#### Exercise brief:
Work out how many lines in the data hold the word "text", and reply with that number only.

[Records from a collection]
— start —

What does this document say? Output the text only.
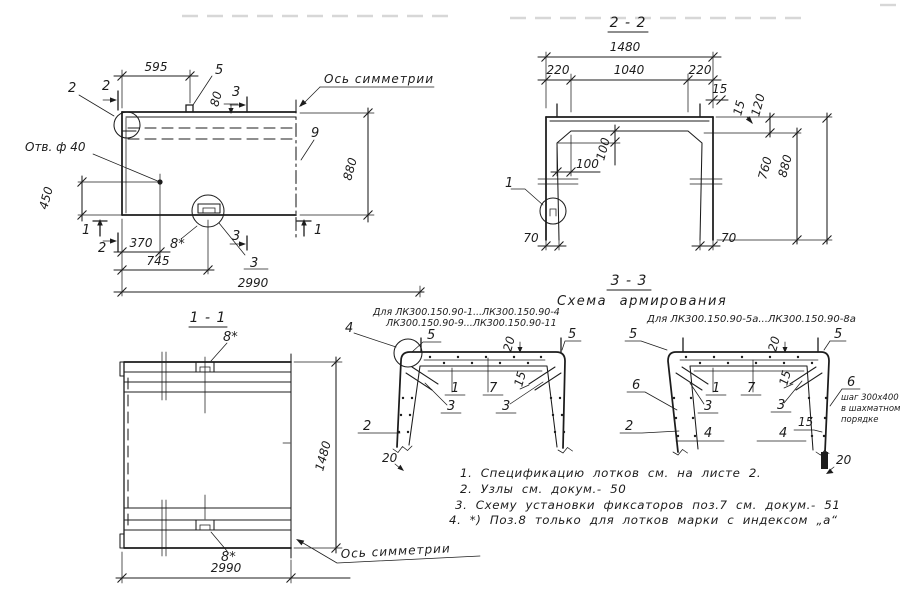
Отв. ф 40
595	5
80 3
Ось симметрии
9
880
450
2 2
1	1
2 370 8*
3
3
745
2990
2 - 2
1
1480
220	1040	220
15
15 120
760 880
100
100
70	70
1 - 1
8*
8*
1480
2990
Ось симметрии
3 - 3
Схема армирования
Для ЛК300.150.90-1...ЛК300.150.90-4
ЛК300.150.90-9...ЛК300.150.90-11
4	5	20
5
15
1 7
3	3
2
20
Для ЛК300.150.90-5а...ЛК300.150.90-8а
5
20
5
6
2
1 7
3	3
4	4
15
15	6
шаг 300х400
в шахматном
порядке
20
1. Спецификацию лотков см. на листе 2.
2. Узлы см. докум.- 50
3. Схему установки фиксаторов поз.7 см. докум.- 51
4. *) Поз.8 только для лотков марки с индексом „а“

— end —
— start —

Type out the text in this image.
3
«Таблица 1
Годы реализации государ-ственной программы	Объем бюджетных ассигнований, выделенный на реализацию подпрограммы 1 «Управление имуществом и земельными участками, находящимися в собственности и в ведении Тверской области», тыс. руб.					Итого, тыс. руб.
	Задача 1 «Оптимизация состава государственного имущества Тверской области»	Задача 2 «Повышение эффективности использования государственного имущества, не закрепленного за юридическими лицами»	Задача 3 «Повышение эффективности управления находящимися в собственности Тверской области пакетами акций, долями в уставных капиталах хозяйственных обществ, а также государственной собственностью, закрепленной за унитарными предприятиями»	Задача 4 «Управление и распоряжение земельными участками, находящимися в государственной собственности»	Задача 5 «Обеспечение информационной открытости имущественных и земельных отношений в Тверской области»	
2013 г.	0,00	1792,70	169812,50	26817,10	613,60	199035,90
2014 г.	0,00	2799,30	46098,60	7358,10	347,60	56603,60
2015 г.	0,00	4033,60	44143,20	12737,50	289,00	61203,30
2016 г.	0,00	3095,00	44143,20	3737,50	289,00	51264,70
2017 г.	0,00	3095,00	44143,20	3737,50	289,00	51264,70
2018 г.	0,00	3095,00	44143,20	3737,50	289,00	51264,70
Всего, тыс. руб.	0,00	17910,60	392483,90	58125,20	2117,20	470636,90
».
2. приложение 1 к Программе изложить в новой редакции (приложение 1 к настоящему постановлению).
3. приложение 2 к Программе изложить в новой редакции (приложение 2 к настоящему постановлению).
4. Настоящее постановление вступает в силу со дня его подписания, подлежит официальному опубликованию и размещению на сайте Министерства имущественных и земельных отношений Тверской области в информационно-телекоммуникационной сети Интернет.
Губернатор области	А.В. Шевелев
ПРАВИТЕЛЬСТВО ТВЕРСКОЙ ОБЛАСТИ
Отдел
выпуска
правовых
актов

— end —

#### Exercise output:
2